───── Source material

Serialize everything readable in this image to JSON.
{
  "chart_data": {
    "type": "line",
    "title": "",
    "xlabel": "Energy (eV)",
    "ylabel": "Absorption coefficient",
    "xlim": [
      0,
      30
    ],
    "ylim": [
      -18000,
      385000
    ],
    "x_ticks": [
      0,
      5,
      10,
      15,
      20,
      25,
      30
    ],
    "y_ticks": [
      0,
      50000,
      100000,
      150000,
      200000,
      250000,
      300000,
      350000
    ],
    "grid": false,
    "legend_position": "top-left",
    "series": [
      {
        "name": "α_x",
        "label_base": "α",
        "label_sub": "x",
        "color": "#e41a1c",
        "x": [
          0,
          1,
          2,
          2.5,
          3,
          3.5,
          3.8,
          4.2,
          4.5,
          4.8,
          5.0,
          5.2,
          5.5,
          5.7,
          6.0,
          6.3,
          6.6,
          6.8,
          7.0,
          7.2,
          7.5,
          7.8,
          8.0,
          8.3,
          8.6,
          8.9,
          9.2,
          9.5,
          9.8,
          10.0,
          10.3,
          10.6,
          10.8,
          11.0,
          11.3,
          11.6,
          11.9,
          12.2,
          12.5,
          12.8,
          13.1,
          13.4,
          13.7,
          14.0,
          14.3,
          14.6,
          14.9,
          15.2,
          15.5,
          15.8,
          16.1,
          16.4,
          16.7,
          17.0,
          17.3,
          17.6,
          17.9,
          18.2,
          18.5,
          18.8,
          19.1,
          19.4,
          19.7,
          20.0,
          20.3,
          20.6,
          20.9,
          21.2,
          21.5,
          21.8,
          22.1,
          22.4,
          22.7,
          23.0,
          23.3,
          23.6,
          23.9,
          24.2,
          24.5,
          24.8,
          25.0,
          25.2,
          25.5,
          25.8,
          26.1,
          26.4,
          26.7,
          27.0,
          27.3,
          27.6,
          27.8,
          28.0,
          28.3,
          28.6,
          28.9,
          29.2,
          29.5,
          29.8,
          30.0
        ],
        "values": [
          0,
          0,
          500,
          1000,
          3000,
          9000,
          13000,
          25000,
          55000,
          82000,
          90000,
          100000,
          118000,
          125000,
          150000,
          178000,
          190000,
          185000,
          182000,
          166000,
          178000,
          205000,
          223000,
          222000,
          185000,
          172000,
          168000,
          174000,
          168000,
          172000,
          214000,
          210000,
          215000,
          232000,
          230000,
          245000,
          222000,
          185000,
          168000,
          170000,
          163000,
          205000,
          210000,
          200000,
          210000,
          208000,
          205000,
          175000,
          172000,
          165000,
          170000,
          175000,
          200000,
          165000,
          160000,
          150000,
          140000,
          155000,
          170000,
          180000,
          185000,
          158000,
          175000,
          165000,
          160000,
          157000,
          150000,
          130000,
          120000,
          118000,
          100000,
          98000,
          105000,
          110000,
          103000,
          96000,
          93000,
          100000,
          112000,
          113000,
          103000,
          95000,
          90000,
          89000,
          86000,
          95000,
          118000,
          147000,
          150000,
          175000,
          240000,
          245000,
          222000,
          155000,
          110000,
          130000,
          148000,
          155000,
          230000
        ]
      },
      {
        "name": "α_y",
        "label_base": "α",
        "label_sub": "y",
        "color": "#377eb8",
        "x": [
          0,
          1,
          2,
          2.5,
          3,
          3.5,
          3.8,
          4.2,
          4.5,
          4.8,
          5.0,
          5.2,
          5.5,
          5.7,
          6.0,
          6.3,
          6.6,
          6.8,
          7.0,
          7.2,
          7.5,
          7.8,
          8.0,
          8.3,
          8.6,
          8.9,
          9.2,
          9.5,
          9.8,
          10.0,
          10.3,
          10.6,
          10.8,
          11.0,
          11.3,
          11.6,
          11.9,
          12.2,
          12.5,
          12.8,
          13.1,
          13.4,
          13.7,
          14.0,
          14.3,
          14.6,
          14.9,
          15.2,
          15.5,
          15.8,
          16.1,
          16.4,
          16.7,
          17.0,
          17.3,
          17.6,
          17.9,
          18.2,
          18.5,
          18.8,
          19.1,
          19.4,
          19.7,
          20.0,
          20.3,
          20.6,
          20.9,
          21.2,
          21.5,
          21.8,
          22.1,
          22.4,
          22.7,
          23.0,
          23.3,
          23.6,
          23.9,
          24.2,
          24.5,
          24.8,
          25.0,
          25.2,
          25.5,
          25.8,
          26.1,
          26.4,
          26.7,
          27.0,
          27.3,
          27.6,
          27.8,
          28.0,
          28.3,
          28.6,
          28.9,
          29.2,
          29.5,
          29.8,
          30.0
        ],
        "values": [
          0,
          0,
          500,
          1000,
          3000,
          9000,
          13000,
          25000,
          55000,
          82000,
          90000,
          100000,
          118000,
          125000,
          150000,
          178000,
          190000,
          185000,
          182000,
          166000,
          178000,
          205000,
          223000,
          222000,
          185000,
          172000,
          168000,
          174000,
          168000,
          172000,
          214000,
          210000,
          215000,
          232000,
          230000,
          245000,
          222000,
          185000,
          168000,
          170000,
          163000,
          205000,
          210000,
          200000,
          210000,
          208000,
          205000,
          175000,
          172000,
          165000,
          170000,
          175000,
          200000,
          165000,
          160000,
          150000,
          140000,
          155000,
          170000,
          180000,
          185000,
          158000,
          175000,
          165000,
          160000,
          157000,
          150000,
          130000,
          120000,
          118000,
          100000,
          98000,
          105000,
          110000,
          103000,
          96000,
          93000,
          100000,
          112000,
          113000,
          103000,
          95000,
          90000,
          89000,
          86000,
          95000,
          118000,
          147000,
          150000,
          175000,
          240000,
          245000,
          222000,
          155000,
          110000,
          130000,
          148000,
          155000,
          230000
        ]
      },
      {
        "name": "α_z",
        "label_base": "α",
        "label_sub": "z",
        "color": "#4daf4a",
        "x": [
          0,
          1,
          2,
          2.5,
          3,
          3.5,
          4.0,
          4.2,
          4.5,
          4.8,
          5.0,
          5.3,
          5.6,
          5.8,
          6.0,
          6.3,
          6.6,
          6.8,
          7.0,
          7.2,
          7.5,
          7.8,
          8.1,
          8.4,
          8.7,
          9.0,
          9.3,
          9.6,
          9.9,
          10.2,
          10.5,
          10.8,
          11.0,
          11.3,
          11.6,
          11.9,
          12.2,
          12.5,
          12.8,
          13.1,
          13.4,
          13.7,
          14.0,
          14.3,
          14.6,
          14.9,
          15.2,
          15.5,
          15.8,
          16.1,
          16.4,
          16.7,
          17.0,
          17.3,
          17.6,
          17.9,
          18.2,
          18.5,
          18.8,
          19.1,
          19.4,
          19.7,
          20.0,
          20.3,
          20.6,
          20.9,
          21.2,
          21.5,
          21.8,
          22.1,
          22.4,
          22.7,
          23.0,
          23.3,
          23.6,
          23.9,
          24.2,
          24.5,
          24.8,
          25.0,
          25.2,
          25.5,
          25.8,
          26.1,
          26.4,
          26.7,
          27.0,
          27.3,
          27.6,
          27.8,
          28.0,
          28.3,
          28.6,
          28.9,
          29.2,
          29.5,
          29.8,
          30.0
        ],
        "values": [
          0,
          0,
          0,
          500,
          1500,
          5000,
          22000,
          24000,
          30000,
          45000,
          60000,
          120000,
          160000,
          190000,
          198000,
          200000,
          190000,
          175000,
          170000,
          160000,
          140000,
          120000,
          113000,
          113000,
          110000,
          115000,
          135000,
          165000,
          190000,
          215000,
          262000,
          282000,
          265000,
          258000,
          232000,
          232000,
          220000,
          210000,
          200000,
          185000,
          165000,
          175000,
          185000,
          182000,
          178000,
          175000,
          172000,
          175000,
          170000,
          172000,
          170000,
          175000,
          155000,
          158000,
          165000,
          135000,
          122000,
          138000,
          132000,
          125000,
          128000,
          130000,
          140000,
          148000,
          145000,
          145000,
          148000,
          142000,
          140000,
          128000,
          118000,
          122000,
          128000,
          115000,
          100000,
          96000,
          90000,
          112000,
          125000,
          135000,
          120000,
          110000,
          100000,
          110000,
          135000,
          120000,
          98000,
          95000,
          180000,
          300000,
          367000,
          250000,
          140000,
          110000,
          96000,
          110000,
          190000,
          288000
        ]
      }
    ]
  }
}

──────────

◆ Goal of the exercise ◆
Only lines with the word "color" should be collected from the material.

◆ Task answer ◆
        "color": "#e41a1c",
        "color": "#377eb8",
        "color": "#4daf4a",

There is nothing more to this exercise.